>> BEGIN Records for this task
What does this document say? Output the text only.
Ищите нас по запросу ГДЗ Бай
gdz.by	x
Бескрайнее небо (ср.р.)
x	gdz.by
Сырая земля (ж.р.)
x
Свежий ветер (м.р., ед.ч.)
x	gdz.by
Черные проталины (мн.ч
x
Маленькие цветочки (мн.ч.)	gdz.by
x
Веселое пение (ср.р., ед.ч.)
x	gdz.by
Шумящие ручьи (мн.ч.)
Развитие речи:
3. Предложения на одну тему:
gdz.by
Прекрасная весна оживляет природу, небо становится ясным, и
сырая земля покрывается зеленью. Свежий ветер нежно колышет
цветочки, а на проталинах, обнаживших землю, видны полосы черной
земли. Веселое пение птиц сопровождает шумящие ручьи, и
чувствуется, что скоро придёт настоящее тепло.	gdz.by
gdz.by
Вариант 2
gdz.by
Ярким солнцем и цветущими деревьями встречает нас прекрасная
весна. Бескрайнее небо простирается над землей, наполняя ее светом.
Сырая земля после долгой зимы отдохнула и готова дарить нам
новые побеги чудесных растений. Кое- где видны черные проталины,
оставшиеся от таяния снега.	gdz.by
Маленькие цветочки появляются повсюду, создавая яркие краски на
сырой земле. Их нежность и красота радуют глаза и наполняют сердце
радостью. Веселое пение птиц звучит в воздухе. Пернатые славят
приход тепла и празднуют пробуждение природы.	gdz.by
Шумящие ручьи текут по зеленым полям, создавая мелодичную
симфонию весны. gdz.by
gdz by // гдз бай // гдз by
>> END Records for this task
>> BEGIN Records for this task
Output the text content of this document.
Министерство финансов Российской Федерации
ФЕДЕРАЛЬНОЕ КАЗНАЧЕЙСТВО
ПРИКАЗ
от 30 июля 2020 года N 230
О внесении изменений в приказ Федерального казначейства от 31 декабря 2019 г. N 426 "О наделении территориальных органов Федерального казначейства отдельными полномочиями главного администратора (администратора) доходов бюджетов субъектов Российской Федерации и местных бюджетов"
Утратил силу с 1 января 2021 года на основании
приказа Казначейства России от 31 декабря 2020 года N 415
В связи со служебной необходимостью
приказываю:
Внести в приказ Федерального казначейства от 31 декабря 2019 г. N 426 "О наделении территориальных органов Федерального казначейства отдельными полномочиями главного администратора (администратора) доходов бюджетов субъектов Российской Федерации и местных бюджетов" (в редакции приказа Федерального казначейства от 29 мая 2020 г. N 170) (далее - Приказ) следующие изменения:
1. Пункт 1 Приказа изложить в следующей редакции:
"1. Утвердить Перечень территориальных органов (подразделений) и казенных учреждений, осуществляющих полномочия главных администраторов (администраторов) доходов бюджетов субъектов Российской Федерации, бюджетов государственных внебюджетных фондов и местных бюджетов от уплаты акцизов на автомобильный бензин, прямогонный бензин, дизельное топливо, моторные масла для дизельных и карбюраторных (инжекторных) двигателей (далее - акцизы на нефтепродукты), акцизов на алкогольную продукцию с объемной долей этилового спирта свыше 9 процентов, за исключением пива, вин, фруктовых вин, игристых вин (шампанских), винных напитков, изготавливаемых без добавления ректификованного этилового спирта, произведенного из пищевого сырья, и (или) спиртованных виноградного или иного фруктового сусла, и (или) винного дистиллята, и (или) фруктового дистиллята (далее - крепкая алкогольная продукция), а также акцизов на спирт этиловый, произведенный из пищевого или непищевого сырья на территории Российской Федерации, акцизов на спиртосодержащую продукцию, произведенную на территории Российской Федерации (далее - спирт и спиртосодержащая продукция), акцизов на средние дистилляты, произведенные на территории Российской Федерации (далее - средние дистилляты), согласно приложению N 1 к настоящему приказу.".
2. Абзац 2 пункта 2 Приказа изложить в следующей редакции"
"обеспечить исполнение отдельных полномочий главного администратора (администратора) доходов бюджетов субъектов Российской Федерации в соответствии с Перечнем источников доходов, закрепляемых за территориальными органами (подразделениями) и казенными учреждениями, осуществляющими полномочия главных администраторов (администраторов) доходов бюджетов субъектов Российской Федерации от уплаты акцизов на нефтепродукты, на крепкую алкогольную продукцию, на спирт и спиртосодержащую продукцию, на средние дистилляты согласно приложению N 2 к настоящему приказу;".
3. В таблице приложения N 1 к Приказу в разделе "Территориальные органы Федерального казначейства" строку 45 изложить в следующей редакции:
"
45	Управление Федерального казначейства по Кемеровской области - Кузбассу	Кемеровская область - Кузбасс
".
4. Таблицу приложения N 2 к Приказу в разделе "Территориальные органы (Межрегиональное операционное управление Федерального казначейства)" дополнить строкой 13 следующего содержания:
>> END Records for this task
>> BEGIN Records for this task
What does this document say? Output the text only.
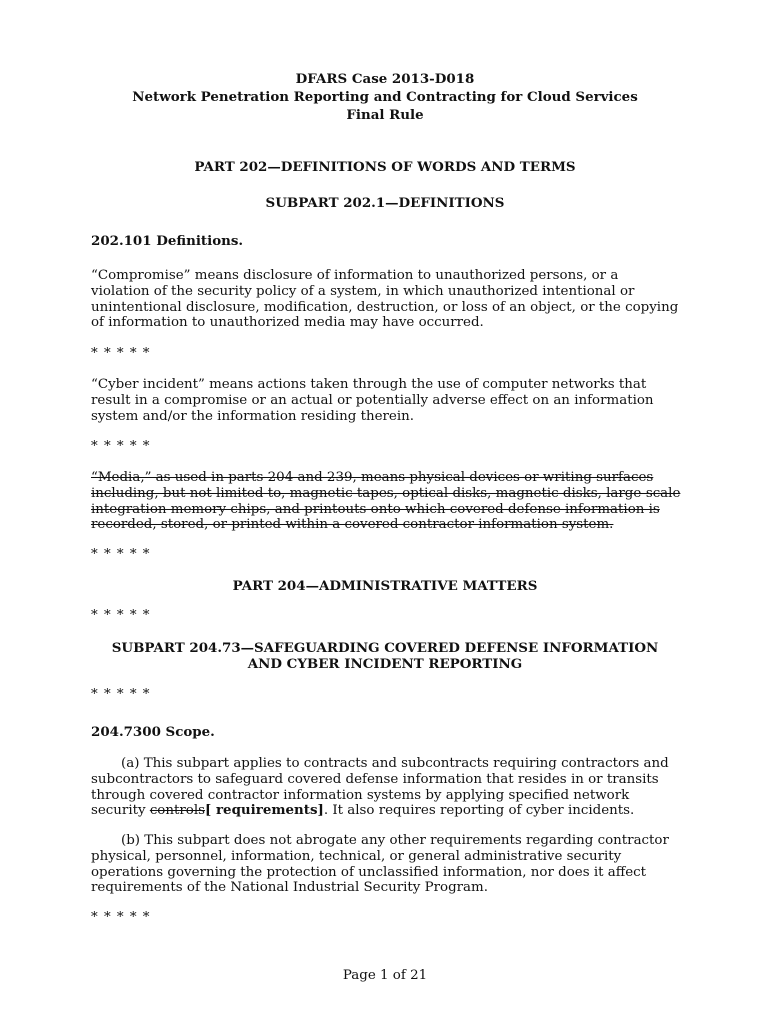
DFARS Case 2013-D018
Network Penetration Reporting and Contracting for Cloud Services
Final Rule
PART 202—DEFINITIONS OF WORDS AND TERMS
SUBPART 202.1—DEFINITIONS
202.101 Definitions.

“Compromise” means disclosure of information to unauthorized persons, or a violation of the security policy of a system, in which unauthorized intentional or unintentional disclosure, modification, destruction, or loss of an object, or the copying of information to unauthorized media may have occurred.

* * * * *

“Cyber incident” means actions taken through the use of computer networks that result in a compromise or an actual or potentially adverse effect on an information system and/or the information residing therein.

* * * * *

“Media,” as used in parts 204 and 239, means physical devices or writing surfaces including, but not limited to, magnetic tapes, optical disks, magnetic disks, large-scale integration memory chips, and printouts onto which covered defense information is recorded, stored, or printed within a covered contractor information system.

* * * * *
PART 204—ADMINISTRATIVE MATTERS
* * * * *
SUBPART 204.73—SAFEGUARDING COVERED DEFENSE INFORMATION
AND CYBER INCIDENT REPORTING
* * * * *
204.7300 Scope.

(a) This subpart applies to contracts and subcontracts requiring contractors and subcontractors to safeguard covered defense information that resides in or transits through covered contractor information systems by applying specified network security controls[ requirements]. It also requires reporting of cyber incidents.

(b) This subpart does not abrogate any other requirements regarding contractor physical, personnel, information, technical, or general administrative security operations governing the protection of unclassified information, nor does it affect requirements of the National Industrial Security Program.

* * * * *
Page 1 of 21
>> END Records for this task
In the listing above, find each line with the word "that" and copy it.

“Cyber incident” means actions taken through the use of computer networks that result in a compromise or an actual or potentially adverse effect on an information system and/or the information residing therein.
(a) This subpart applies to contracts and subcontracts requiring contractors and subcontractors to safeguard covered defense information that resides in or transits through covered contractor information systems by applying specified network security controls[ requirements]. It also requires reporting of cyber incidents.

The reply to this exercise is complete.